**Instructions to follow**
Return each line of the records holding the string "mínimo".

+ + +

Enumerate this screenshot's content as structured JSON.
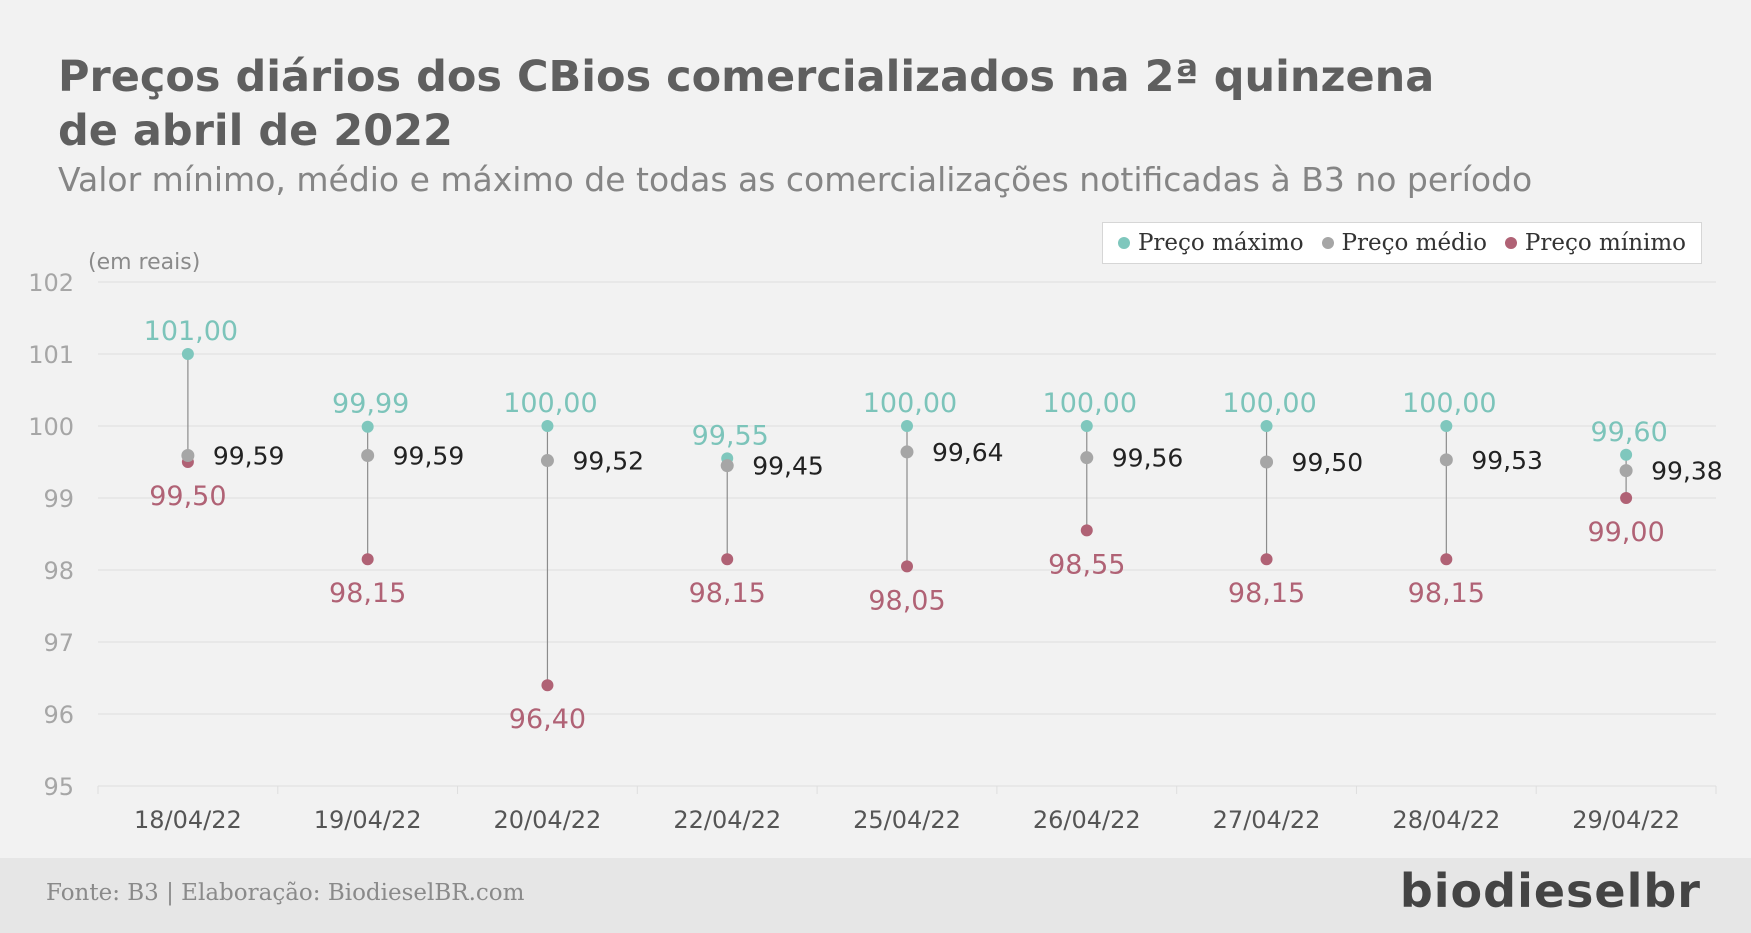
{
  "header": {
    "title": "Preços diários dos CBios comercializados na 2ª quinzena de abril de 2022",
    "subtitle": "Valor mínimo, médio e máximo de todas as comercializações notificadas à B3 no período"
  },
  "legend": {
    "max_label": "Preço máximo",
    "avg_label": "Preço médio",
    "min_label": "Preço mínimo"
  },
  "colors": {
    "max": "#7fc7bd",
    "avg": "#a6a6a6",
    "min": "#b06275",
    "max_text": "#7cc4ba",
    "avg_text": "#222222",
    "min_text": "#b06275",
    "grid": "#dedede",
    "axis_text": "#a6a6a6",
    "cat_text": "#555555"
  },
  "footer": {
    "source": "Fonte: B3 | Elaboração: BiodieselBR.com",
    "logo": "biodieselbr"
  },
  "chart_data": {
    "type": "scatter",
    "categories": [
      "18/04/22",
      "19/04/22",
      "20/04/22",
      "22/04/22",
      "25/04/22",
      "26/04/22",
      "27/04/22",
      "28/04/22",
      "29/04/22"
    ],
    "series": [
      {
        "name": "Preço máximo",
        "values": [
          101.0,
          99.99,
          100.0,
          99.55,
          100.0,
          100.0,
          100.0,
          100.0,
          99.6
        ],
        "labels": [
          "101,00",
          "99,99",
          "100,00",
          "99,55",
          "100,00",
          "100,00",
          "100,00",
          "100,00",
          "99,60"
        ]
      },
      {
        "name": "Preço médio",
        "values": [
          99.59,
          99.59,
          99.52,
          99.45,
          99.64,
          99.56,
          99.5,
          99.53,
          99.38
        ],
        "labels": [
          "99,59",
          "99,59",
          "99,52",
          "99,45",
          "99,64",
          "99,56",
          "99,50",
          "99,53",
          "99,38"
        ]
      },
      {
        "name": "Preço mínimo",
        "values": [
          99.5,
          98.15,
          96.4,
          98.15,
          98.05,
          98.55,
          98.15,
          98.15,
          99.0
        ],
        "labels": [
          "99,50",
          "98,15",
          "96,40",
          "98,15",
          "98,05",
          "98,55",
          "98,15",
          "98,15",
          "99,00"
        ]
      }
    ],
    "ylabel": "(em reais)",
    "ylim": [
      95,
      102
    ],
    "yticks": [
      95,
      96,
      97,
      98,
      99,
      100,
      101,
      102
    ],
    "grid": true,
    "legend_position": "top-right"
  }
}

+ + +

**Solved exercise**
    "subtitle": "Valor mínimo, médio e máximo de todas as comercializações notificadas à B3 no período"
    "min_label": "Preço mínimo"
        "name": "Preço mínimo",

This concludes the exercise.